In the lines below, find how many contain the word "name" and report that figure alone.

*DATA TO USE*
::::
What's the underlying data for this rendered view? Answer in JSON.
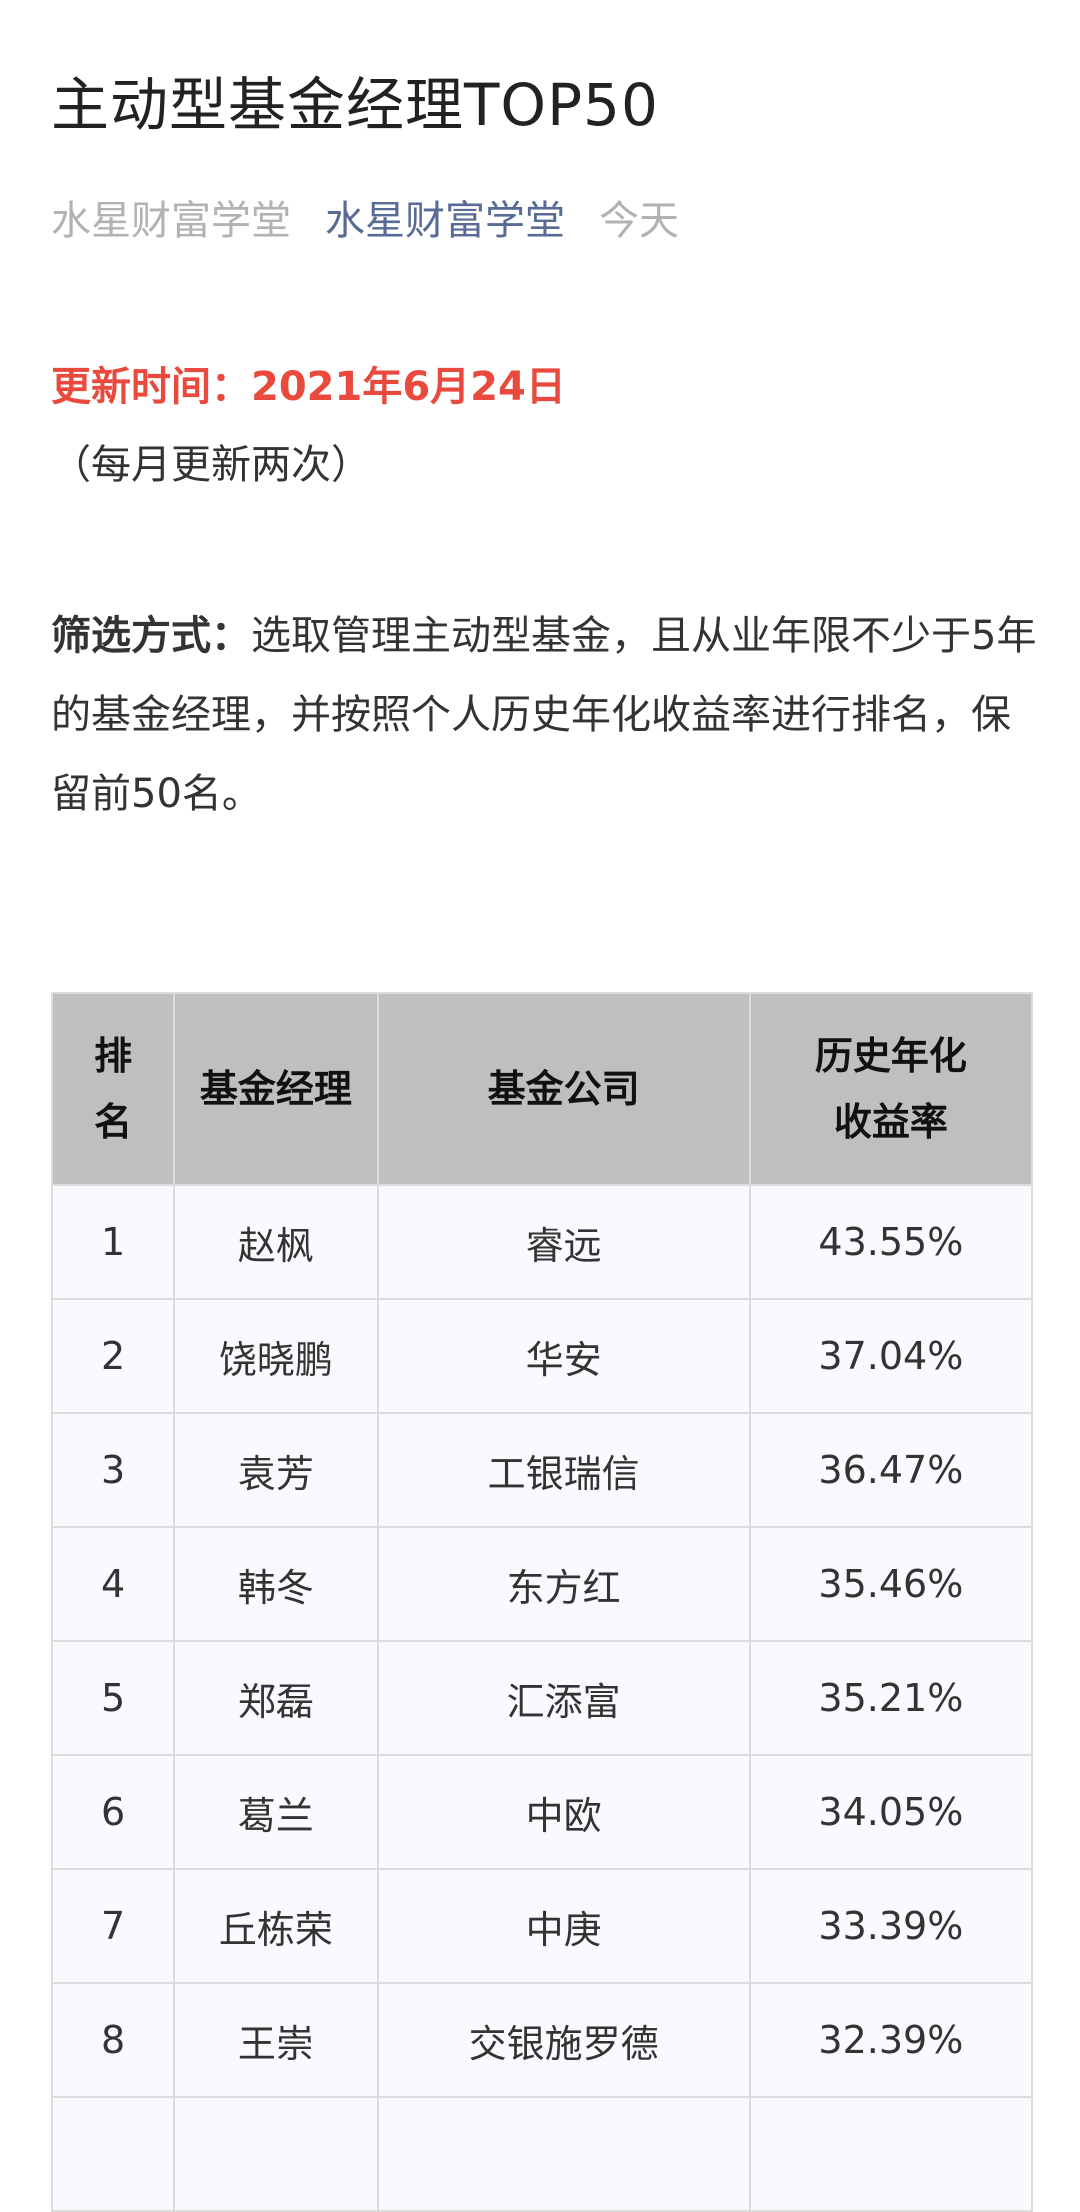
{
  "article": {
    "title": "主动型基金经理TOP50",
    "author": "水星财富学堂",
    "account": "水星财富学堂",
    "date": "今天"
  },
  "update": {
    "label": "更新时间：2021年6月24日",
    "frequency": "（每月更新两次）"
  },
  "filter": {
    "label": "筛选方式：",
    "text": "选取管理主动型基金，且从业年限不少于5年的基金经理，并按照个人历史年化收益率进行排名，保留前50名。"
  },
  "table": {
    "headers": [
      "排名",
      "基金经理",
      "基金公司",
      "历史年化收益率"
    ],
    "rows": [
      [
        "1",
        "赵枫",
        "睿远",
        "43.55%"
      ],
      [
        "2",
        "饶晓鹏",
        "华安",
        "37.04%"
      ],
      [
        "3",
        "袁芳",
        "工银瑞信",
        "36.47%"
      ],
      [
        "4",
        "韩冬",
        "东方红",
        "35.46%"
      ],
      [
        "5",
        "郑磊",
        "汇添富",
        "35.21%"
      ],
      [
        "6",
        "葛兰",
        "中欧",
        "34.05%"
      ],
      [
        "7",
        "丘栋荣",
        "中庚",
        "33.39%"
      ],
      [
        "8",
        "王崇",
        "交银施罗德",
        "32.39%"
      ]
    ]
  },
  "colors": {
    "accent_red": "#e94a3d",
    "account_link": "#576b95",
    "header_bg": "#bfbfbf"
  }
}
::::
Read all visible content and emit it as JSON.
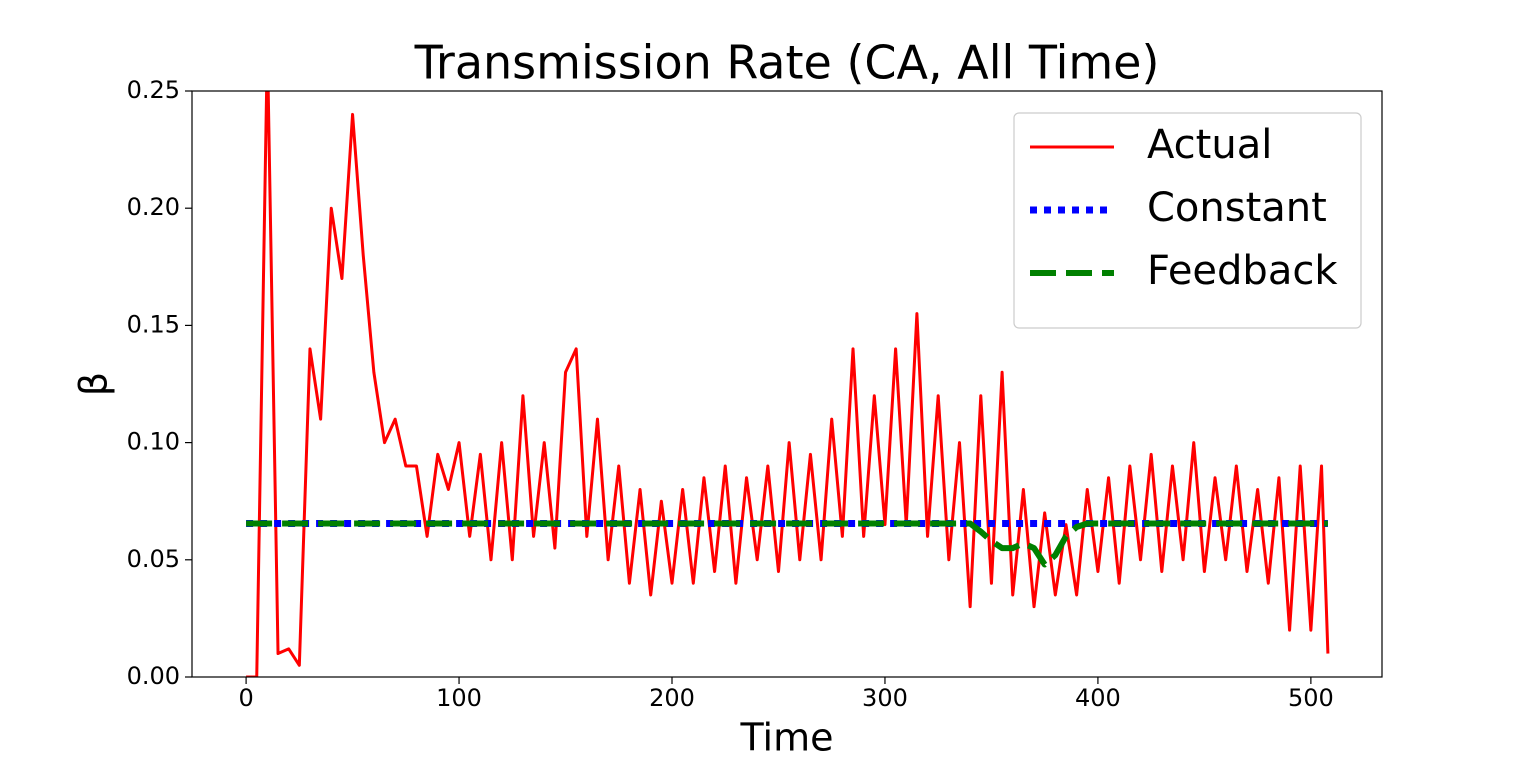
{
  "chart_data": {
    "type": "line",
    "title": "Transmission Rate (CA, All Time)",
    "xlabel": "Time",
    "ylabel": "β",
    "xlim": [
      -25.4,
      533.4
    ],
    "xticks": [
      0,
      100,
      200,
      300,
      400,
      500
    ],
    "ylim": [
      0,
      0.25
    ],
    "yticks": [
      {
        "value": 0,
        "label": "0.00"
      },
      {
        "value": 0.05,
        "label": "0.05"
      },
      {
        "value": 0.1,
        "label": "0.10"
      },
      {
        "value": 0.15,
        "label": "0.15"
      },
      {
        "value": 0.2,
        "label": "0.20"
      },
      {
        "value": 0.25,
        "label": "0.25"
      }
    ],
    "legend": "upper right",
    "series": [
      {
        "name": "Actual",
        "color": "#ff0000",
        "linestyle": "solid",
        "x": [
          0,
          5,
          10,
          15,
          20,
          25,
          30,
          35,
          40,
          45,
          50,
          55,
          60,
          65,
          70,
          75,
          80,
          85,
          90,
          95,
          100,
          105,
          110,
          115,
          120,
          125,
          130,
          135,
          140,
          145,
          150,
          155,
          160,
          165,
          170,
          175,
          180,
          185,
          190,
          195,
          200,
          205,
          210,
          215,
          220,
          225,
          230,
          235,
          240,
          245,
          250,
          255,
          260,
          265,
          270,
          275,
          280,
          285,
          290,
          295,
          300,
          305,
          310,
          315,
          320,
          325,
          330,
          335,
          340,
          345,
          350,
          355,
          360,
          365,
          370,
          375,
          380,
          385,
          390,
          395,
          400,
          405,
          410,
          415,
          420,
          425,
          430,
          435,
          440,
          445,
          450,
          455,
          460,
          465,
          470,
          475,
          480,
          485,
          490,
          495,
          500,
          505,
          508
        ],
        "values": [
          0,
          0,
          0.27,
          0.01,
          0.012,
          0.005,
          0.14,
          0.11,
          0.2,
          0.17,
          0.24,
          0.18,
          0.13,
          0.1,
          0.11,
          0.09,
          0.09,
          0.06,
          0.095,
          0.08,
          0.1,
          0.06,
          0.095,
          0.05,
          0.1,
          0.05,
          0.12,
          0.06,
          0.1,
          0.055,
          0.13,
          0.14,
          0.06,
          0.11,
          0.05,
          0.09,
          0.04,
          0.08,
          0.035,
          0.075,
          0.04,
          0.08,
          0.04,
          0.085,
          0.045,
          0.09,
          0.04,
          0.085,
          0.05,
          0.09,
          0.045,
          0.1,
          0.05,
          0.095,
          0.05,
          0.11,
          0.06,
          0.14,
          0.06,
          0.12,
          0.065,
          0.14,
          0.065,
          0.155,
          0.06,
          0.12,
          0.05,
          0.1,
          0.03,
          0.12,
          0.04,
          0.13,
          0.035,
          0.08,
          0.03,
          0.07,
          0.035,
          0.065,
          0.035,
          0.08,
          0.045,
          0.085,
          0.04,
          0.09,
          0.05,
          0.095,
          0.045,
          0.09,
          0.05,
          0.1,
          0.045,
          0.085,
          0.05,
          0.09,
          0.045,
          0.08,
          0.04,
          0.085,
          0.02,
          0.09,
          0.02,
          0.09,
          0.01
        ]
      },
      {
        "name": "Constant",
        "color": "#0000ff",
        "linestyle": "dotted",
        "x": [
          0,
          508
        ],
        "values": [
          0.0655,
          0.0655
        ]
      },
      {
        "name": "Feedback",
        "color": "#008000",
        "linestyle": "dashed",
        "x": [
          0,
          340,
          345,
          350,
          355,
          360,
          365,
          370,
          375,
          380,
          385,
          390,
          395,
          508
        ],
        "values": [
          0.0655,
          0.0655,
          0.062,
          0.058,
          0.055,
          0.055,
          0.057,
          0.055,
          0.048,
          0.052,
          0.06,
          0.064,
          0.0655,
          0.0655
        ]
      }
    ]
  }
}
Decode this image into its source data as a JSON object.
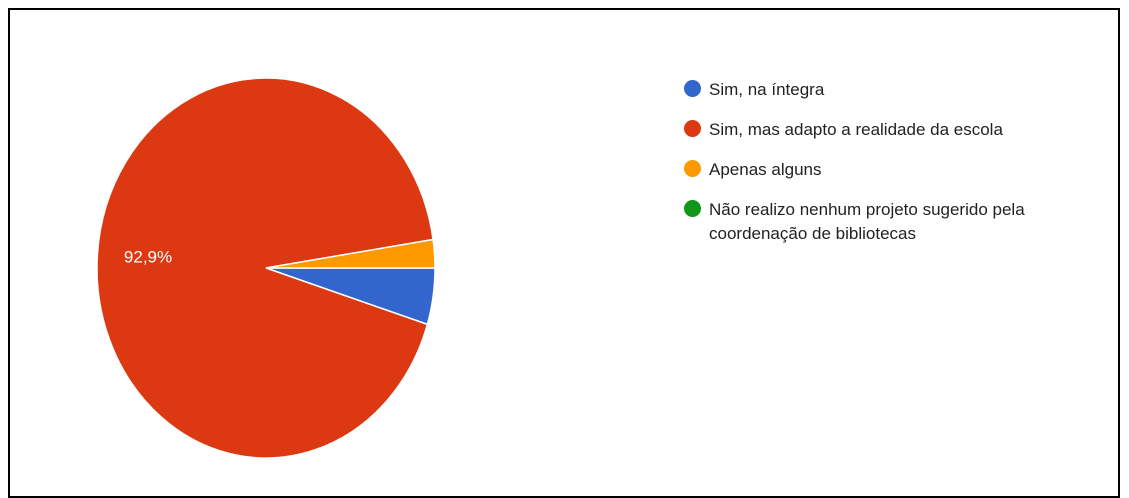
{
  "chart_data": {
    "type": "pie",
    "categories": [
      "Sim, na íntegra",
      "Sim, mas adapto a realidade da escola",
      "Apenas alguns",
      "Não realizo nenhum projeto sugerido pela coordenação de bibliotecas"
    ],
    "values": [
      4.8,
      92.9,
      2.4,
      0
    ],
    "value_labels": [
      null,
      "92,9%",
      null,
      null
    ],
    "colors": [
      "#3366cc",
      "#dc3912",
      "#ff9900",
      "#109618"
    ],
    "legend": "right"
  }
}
::::
*WRITTEN ANSWER*
3